_WHAT IS ASKED_: Scan the lines below for the word "JSON". Copy each line you find it in.

**** MATERIAL TO PROCESS

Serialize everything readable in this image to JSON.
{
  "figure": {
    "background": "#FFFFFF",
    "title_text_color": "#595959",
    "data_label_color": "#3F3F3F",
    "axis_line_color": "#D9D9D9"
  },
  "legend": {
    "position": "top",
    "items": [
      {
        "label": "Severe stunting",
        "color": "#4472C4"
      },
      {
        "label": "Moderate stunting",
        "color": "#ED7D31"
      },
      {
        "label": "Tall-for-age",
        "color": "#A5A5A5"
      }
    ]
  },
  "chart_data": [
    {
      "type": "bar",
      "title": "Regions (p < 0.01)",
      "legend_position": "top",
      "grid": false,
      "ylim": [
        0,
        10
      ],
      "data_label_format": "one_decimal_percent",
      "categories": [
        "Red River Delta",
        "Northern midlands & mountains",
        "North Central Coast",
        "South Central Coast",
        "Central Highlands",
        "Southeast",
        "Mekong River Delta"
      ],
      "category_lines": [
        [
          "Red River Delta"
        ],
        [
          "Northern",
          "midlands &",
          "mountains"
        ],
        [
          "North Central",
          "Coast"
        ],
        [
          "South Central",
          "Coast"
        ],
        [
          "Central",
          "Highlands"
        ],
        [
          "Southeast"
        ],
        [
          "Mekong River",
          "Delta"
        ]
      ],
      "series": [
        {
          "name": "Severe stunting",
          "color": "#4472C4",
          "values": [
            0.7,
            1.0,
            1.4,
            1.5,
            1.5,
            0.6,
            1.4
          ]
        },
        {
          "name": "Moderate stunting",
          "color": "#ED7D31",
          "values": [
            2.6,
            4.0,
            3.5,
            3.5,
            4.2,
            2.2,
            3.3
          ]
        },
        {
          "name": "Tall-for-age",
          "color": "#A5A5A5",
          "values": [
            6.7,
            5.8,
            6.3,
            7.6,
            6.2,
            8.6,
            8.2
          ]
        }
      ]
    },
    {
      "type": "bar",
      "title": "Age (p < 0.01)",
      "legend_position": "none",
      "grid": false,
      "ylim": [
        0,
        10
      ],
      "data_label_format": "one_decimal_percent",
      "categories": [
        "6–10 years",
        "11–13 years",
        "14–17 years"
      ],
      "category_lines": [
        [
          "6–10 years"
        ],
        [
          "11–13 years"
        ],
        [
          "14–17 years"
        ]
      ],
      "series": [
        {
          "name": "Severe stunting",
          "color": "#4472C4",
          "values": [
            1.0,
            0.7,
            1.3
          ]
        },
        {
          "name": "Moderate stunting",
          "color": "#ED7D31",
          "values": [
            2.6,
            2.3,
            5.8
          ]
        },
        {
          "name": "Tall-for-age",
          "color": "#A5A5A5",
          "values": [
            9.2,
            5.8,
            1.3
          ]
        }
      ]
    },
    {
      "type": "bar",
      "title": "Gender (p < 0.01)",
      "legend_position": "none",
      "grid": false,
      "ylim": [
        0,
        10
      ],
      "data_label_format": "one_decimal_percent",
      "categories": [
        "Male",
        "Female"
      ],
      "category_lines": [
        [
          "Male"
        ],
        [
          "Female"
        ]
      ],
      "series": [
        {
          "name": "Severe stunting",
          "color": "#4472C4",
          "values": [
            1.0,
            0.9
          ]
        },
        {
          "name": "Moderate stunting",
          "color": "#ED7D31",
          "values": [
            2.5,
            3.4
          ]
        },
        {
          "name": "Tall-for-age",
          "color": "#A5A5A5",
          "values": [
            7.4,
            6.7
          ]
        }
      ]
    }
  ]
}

********
**** MATERIAL TO PROCESS

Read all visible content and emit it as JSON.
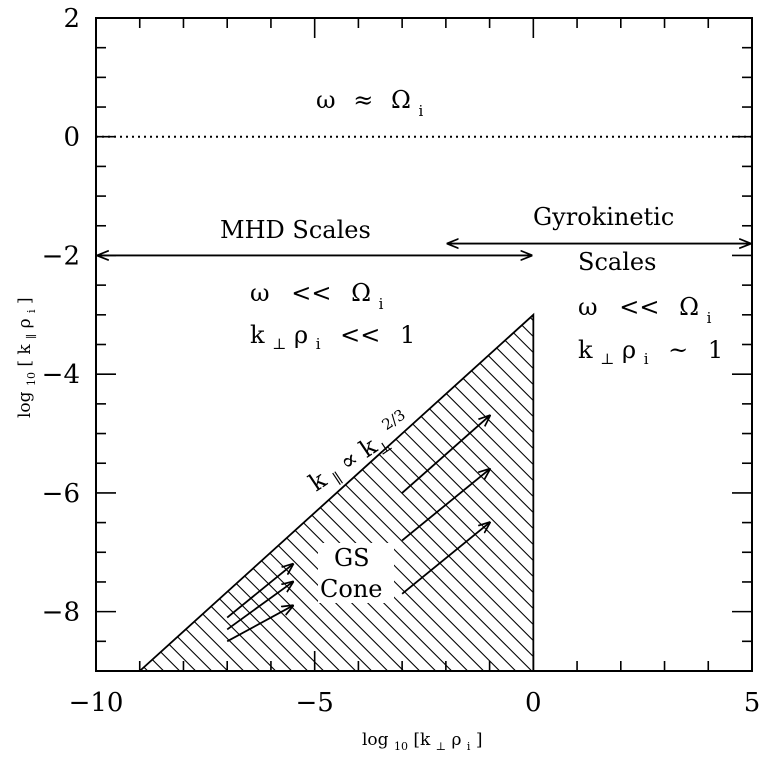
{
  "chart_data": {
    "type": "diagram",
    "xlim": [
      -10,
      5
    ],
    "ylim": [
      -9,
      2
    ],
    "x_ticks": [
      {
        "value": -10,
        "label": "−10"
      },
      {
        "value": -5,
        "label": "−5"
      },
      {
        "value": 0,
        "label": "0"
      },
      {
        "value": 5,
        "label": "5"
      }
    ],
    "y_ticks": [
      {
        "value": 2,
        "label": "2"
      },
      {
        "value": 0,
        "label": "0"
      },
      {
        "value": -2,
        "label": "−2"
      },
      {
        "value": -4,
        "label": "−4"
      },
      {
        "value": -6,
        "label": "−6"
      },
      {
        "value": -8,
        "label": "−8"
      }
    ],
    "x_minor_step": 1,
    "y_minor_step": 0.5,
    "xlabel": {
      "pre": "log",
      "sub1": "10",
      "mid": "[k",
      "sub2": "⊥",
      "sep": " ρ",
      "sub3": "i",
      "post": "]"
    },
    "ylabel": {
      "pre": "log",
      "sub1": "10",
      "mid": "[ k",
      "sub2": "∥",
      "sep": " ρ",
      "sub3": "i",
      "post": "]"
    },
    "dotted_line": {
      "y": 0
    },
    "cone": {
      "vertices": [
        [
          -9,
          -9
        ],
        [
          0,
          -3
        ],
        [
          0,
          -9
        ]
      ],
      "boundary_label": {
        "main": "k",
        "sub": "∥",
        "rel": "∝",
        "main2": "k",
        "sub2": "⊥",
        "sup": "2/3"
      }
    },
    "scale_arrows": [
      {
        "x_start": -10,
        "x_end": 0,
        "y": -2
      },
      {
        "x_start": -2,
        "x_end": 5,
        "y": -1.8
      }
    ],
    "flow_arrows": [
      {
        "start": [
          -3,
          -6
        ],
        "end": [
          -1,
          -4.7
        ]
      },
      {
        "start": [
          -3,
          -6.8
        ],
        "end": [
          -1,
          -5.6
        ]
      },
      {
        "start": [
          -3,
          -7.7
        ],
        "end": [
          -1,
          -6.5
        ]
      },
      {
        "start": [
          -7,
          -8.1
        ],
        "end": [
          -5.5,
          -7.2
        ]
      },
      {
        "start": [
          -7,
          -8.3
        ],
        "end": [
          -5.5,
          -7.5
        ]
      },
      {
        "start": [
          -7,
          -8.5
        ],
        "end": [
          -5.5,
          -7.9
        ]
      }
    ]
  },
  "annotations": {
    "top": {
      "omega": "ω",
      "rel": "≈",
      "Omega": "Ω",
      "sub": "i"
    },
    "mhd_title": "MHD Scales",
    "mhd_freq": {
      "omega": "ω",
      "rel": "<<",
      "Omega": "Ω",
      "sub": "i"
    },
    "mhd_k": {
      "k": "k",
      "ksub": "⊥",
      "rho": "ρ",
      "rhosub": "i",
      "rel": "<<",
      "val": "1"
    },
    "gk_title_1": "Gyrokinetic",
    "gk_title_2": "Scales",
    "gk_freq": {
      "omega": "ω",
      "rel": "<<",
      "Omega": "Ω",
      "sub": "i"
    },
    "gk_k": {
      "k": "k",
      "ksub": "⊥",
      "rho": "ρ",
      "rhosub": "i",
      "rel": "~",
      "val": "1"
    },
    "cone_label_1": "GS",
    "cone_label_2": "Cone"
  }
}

********

_EXPECTED ANSWER_:
Serialize everything readable in this image to JSON.
Read all visible content and emit it as JSON.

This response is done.